EXERCISE OBJECTIVE: Count lines with "this" in them. Report only the total.

DATA LINES:
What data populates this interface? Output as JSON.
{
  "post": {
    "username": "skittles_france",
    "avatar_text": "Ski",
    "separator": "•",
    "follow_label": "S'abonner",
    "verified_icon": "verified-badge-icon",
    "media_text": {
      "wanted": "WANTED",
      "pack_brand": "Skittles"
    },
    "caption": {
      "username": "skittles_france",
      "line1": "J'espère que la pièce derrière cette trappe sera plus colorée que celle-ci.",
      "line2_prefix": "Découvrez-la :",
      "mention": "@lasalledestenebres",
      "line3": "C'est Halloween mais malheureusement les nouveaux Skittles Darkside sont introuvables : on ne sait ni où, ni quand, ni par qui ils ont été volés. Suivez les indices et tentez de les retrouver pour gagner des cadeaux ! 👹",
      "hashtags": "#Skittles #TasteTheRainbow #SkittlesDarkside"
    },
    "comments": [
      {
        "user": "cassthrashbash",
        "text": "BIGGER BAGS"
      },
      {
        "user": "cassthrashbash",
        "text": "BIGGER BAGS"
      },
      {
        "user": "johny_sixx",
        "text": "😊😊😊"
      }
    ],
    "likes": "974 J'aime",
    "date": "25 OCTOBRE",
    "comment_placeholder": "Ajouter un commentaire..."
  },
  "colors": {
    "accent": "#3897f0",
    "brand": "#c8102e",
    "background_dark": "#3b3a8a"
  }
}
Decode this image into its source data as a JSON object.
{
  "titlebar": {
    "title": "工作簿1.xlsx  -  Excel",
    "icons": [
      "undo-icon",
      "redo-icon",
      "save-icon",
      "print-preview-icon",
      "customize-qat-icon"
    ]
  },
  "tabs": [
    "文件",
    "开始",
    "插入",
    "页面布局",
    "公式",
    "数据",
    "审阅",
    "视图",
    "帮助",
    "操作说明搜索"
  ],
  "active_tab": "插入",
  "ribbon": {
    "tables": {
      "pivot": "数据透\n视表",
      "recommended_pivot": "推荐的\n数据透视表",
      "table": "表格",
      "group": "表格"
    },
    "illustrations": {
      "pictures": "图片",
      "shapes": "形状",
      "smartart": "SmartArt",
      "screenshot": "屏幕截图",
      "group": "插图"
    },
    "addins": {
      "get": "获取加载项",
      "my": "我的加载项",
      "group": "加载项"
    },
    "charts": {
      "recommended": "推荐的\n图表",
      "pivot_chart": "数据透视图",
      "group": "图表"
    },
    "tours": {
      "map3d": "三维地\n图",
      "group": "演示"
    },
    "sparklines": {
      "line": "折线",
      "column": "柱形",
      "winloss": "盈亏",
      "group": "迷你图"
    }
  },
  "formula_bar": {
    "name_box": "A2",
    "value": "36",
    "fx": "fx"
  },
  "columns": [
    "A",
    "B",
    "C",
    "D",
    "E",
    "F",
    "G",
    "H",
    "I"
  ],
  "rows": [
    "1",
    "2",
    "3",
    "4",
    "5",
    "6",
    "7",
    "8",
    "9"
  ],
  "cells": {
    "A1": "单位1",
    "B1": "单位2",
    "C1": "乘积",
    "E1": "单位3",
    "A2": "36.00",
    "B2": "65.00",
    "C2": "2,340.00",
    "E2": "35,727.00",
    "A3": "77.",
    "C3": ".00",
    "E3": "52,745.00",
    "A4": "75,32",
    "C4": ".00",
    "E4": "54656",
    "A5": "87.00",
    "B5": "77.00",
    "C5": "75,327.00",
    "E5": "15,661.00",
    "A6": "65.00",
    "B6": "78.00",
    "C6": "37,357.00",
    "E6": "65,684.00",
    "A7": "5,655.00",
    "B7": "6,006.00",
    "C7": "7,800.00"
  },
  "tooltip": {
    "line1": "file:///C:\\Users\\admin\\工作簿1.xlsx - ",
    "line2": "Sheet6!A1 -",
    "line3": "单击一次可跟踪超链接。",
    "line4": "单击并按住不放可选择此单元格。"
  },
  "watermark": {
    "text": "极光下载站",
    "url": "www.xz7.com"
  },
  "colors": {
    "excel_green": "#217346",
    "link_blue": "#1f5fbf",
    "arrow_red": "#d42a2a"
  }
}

RESULT OF THE TASK: 2